◆ DIRECTIVE: Set out every line bearing the string "LEENT".

◆ THE INPUT:
- - -

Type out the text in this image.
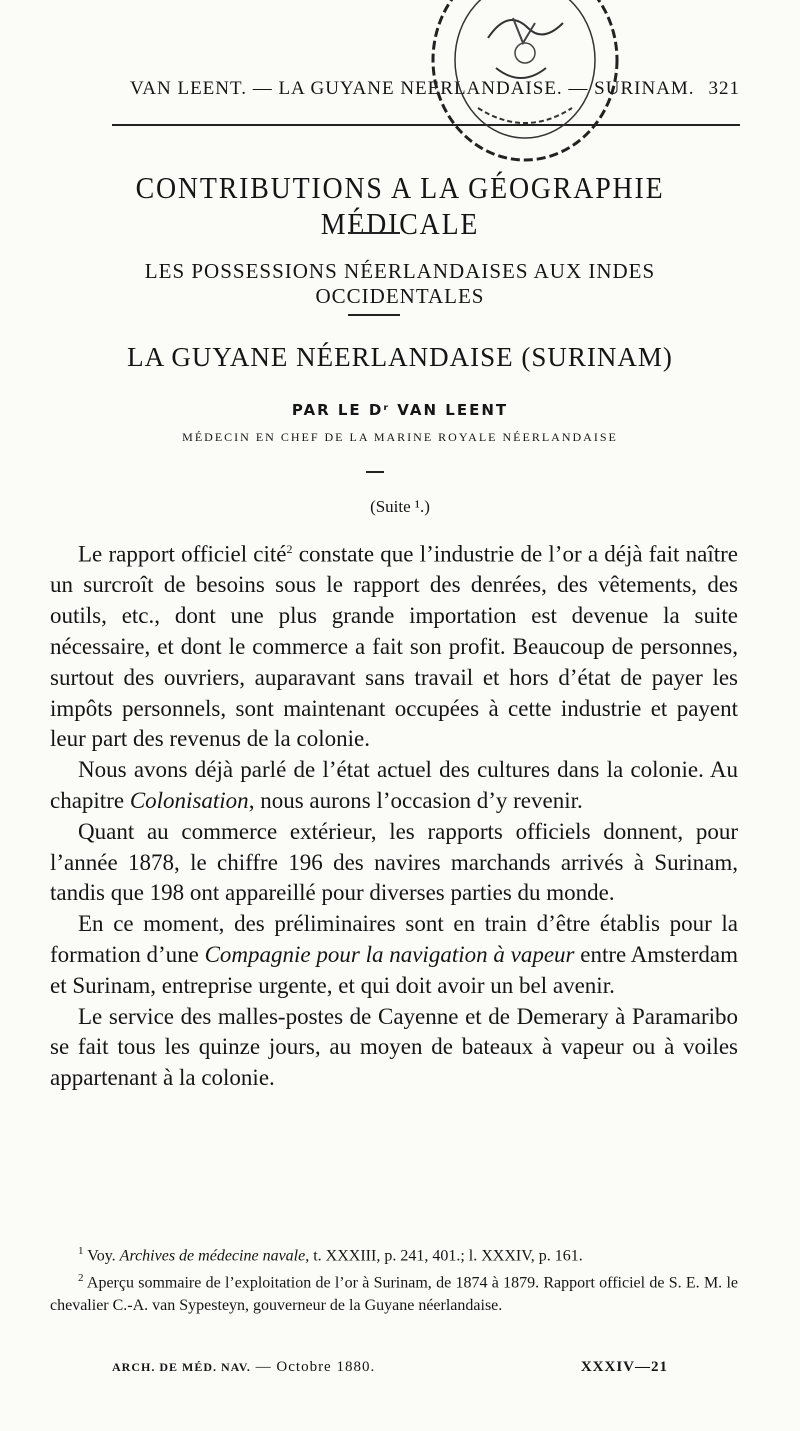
VAN LEENT. — LA GUYANE NEERLANDAISE. — SURINAM. 321
CONTRIBUTIONS A LA GÉOGRAPHIE MÉDICALE
LES POSSESSIONS NÉERLANDAISES AUX INDES OCCIDENTALES
LA GUYANE NÉERLANDAISE (SURINAM)
PAR LE Dʳ VAN LEENT
MÉDECIN EN CHEF DE LA MARINE ROYALE NÉERLANDAISE
(Suite ¹.)

Le rapport officiel cité$^2$ constate que l’industrie de l’or a déjà fait naître un surcroît de besoins sous le rapport des denrées, des vêtements, des outils, etc., dont une plus grande importation est devenue la suite nécessaire, et dont le commerce a fait son profit. Beaucoup de personnes, surtout des ouvriers, auparavant sans travail et hors d’état de payer les impôts personnels, sont maintenant occupées à cette industrie et payent leur part des revenus de la colonie.

Nous avons déjà parlé de l’état actuel des cultures dans la colonie. Au chapitre Colonisation, nous aurons l’occasion d’y revenir.

Quant au commerce extérieur, les rapports officiels donnent, pour l’année 1878, le chiffre 196 des navires marchands arrivés à Surinam, tandis que 198 ont appareillé pour diverses parties du monde.

En ce moment, des préliminaires sont en train d’être établis pour la formation d’une Compagnie pour la navigation à vapeur entre Amsterdam et Surinam, entreprise urgente, et qui doit avoir un bel avenir.

Le service des malles-postes de Cayenne et de Demerary à Paramaribo se fait tous les quinze jours, au moyen de bateaux à vapeur ou à voiles appartenant à la colonie.

$^1$ Voy. Archives de médecine navale, t. XXXIII, p. 241, 401.; l. XXXIV, p. 161.

$^2$ Aperçu sommaire de l’exploitation de l’or à Surinam, de 1874 à 1879. Rapport officiel de S. E. M. le chevalier C.-A. van Sypesteyn, gouverneur de la Guyane néerlandaise.

ARCH. DE MÉD. NAV. — Octobre 1880.	XXXIV—21
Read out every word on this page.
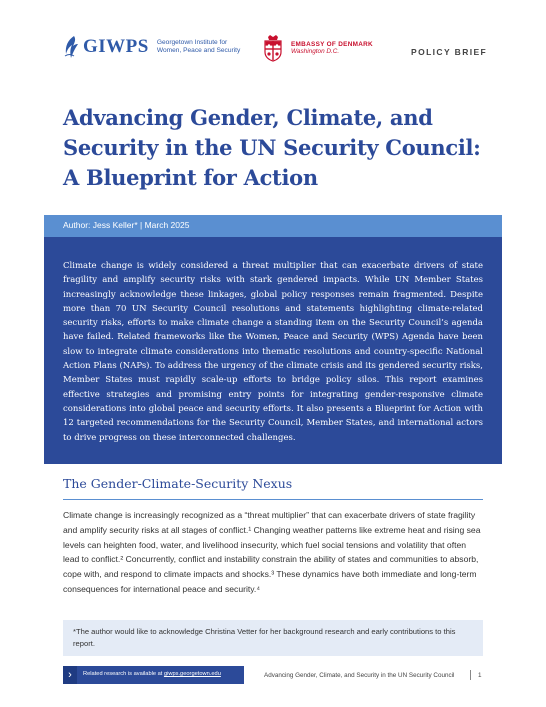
GIWPS Georgetown Institute for Women, Peace and Security
EMBASSY OF DENMARK
Washington D.C.	POLICY BRIEF
Advancing Gender, Climate, and Security in the UN Security Council: A Blueprint for Action
Author: Jess Keller* | March 2025

Climate change is widely considered a threat multiplier that can exacerbate drivers of state fragility and amplify security risks with stark gendered impacts. While UN Member States increasingly acknowledge these linkages, global policy responses remain fragmented. Despite more than 70 UN Security Council resolutions and statements highlighting climate-related security risks, efforts to make climate change a standing item on the Security Council’s agenda have failed. Related frameworks like the Women, Peace and Security (WPS) Agenda have been slow to integrate climate considerations into thematic resolutions and country-specific National Action Plans (NAPs). To address the urgency of the climate crisis and its gendered security risks, Member States must rapidly scale-up efforts to bridge policy silos. This report examines effective strategies and promising entry points for integrating gender-responsive climate considerations into global peace and security efforts. It also presents a Blueprint for Action with 12 targeted recommendations for the Security Council, Member States, and international actors to drive progress on these interconnected challenges.

The Gender-Climate-Security Nexus

Climate change is increasingly recognized as a “threat multiplier” that can exacerbate drivers of state fragility and amplify security risks at all stages of conflict.¹ Changing weather patterns like extreme heat and rising sea levels can heighten food, water, and livelihood insecurity, which fuel social tensions and volatility that often lead to conflict.² Concurrently, conflict and instability constrain the ability of states and communities to absorb, cope with, and respond to climate impacts and shocks.³ These dynamics have both immediate and long-term consequences for international peace and security.⁴

*The author would like to acknowledge Christina Vetter for her background research and early contributions to this report.

›	Related research is available at giwps.georgetown.edu	Advancing Gender, Climate, and Security in the UN Security Council	1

- - -

◆ OUTPUT FOR THIS EXERCISE:
VAN LEENT. — LA GUYANE NEERLANDAISE. — SURINAM. 321
PAR LE Dʳ VAN LEENT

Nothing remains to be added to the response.